#### Directions for this task:
The records below are to be copied exactly, with their pictures left out.

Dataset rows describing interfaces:
Content starts

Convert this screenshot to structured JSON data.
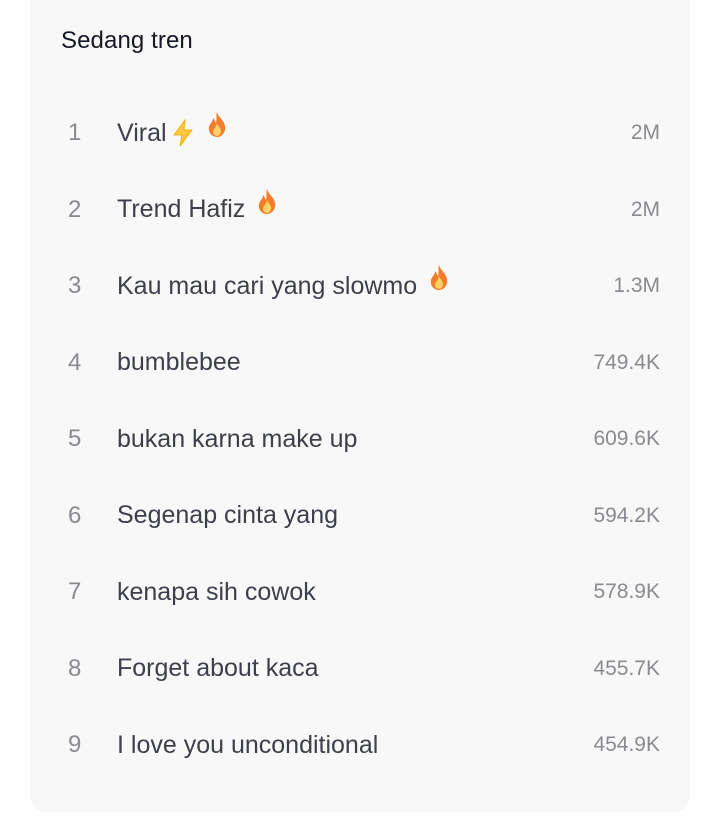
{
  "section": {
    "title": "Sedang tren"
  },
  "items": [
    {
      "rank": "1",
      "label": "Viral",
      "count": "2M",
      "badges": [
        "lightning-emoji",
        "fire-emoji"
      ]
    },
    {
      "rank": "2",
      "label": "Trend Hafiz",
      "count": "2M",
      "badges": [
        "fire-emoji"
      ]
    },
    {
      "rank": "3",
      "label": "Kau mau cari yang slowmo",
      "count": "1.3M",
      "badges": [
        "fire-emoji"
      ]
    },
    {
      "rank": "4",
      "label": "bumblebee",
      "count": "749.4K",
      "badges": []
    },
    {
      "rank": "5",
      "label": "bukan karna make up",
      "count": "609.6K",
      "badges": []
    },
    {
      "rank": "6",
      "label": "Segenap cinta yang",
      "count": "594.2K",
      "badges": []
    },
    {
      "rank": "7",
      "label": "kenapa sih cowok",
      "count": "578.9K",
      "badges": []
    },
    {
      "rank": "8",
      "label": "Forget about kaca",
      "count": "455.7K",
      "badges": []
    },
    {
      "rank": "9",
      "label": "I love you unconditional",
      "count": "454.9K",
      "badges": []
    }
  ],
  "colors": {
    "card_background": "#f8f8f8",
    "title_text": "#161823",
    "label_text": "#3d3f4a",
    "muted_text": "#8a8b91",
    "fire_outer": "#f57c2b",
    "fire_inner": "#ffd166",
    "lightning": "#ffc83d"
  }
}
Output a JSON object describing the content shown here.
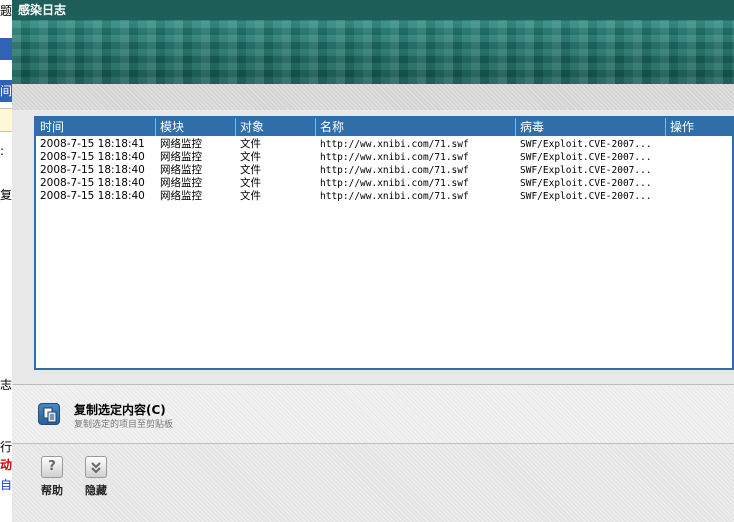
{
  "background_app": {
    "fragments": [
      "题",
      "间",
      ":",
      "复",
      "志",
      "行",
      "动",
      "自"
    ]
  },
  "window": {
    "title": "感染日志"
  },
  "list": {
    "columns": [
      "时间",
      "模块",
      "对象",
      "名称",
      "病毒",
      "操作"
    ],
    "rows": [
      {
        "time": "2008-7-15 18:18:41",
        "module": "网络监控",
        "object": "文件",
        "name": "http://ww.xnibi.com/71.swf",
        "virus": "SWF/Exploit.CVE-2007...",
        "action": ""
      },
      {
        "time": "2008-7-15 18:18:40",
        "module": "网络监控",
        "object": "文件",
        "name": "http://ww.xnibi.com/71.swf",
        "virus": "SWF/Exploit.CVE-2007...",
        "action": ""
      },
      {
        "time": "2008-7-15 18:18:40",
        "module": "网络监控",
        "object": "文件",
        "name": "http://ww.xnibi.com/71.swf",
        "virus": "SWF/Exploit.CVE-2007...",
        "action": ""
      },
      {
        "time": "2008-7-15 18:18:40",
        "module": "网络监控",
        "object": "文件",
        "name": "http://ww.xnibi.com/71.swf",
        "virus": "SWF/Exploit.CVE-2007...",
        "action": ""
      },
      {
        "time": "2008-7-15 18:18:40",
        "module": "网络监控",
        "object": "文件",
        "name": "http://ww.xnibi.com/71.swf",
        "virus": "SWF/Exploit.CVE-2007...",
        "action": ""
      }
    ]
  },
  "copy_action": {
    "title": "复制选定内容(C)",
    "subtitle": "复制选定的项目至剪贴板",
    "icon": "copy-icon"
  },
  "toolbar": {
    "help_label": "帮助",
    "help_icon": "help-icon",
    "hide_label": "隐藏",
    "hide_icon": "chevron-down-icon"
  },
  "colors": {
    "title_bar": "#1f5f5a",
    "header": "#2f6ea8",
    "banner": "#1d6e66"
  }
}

Content ends

#### Task answer:
Convert this screenshot to structured JSON data.
{
  "section": {
    "title": "Sedang tren"
  },
  "items": [
    {
      "rank": "1",
      "label": "Viral",
      "count": "2M",
      "badges": [
        "lightning-emoji",
        "fire-emoji"
      ]
    },
    {
      "rank": "2",
      "label": "Trend Hafiz",
      "count": "2M",
      "badges": [
        "fire-emoji"
      ]
    },
    {
      "rank": "3",
      "label": "Kau mau cari yang slowmo",
      "count": "1.3M",
      "badges": [
        "fire-emoji"
      ]
    },
    {
      "rank": "4",
      "label": "bumblebee",
      "count": "749.4K",
      "badges": []
    },
    {
      "rank": "5",
      "label": "bukan karna make up",
      "count": "609.6K",
      "badges": []
    },
    {
      "rank": "6",
      "label": "Segenap cinta yang",
      "count": "594.2K",
      "badges": []
    },
    {
      "rank": "7",
      "label": "kenapa sih cowok",
      "count": "578.9K",
      "badges": []
    },
    {
      "rank": "8",
      "label": "Forget about kaca",
      "count": "455.7K",
      "badges": []
    },
    {
      "rank": "9",
      "label": "I love you unconditional",
      "count": "454.9K",
      "badges": []
    }
  ],
  "colors": {
    "card_background": "#f8f8f8",
    "title_text": "#161823",
    "label_text": "#3d3f4a",
    "muted_text": "#8a8b91",
    "fire_outer": "#f57c2b",
    "fire_inner": "#ffd166",
    "lightning": "#ffc83d"
  }
}
Output a JSON object describing the content shown here.
{
  "background_app": {
    "fragments": [
      "题",
      "间",
      ":",
      "复",
      "志",
      "行",
      "动",
      "自"
    ]
  },
  "window": {
    "title": "感染日志"
  },
  "list": {
    "columns": [
      "时间",
      "模块",
      "对象",
      "名称",
      "病毒",
      "操作"
    ],
    "rows": [
      {
        "time": "2008-7-15 18:18:41",
        "module": "网络监控",
        "object": "文件",
        "name": "http://ww.xnibi.com/71.swf",
        "virus": "SWF/Exploit.CVE-2007...",
        "action": ""
      },
      {
        "time": "2008-7-15 18:18:40",
        "module": "网络监控",
        "object": "文件",
        "name": "http://ww.xnibi.com/71.swf",
        "virus": "SWF/Exploit.CVE-2007...",
        "action": ""
      },
      {
        "time": "2008-7-15 18:18:40",
        "module": "网络监控",
        "object": "文件",
        "name": "http://ww.xnibi.com/71.swf",
        "virus": "SWF/Exploit.CVE-2007...",
        "action": ""
      },
      {
        "time": "2008-7-15 18:18:40",
        "module": "网络监控",
        "object": "文件",
        "name": "http://ww.xnibi.com/71.swf",
        "virus": "SWF/Exploit.CVE-2007...",
        "action": ""
      },
      {
        "time": "2008-7-15 18:18:40",
        "module": "网络监控",
        "object": "文件",
        "name": "http://ww.xnibi.com/71.swf",
        "virus": "SWF/Exploit.CVE-2007...",
        "action": ""
      }
    ]
  },
  "copy_action": {
    "title": "复制选定内容(C)",
    "subtitle": "复制选定的项目至剪贴板",
    "icon": "copy-icon"
  },
  "toolbar": {
    "help_label": "帮助",
    "help_icon": "help-icon",
    "hide_label": "隐藏",
    "hide_icon": "chevron-down-icon"
  },
  "colors": {
    "title_bar": "#1f5f5a",
    "header": "#2f6ea8",
    "banner": "#1d6e66"
  }
}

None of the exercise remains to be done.